>>>

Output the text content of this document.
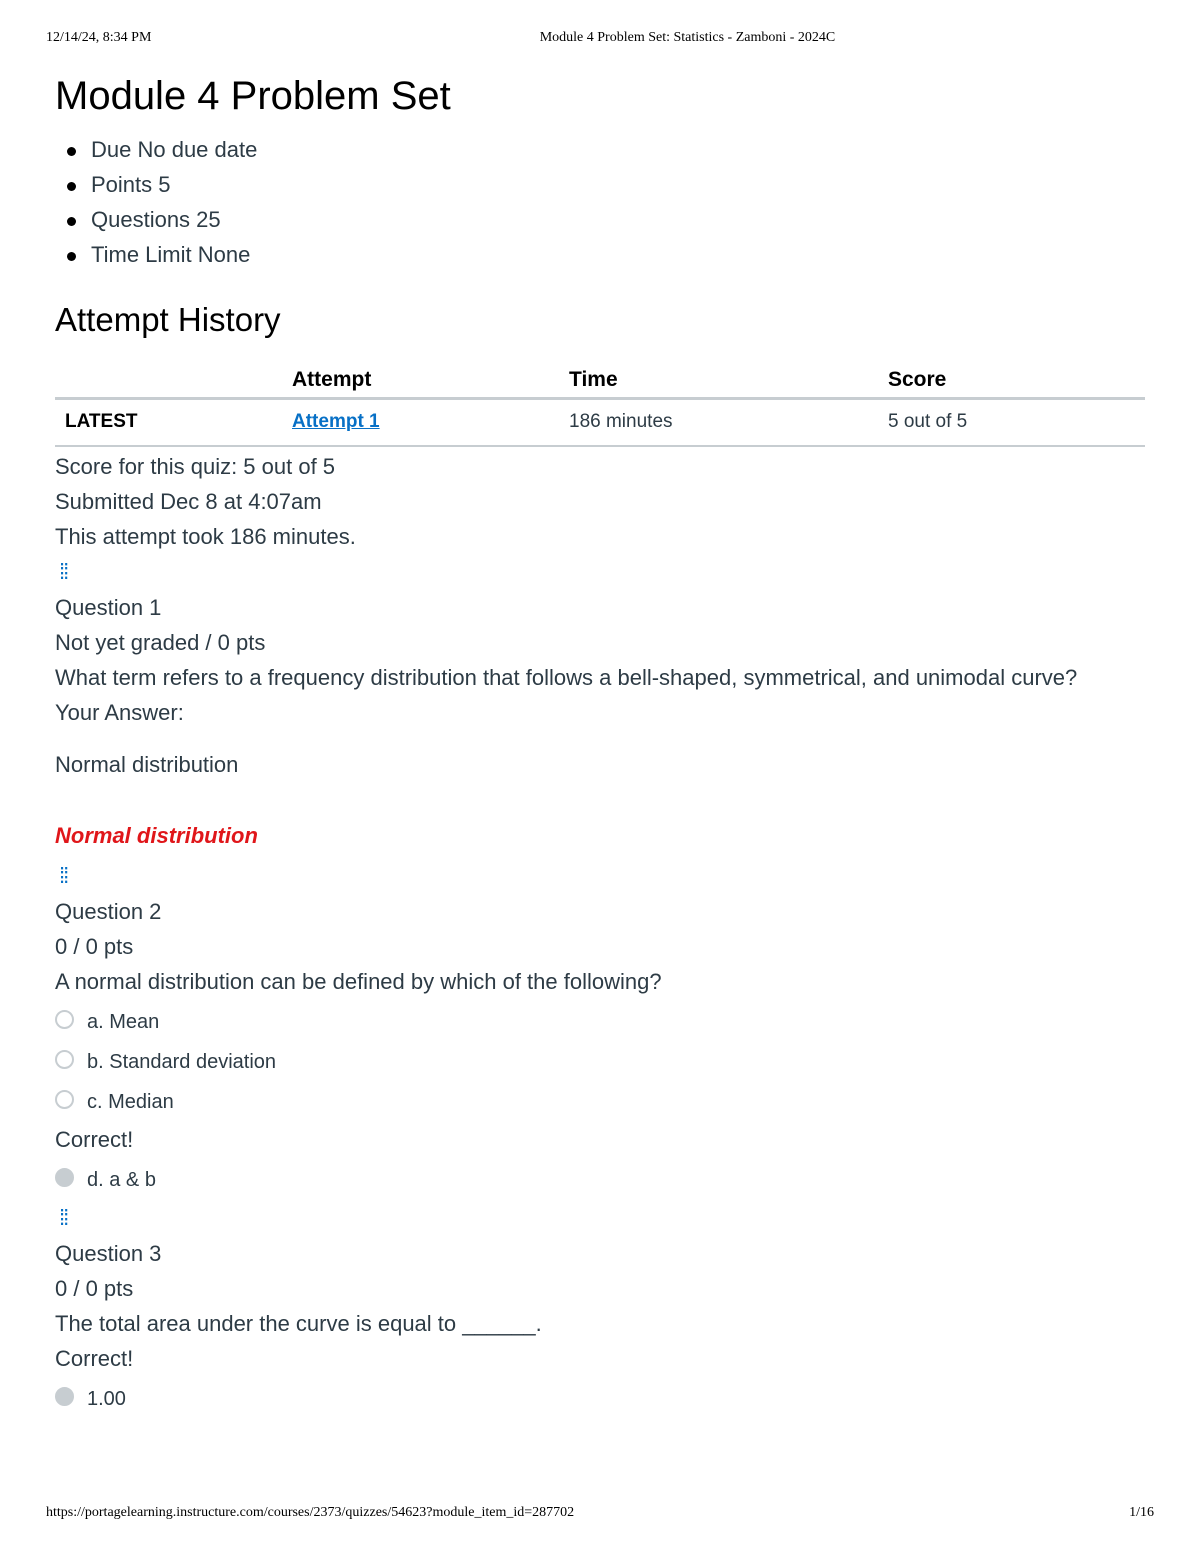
12/14/24, 8:34 PM	Module 4 Problem Set: Statistics - Zamboni - 2024C
Module 4 Problem Set
Due No due date
Points 5
Questions 25
Time Limit None
Attempt History
	Attempt	Time	Score
LATEST	Attempt 1	186 minutes	5 out of 5
Score for this quiz: 5 out of 5
Submitted Dec 8 at 4:07am
This attempt took 186 minutes.
⁞⁞
Question 1
Not yet graded / 0 pts
What term refers to a frequency distribution that follows a bell-shaped, symmetrical, and unimodal curve?
Your Answer:
Normal distribution
Normal distribution
⁞⁞
Question 2
0 / 0 pts
A normal distribution can be defined by which of the following?
a. Mean
b. Standard deviation
c. Median
Correct!
d. a & b
⁞⁞
Question 3
0 / 0 pts
The total area under the curve is equal to ______.
Correct!
1.00
https://portagelearning.instructure.com/courses/2373/quizzes/54623?module_item_id=287702	1/16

<<<

**WHAT TO DO:**
List all lines in the material containing the string "curve".

**EXERCISE OUTPUT:**
What term refers to a frequency distribution that follows a bell-shaped, symmetrical, and unimodal curve?
The total area under the curve is equal to ______.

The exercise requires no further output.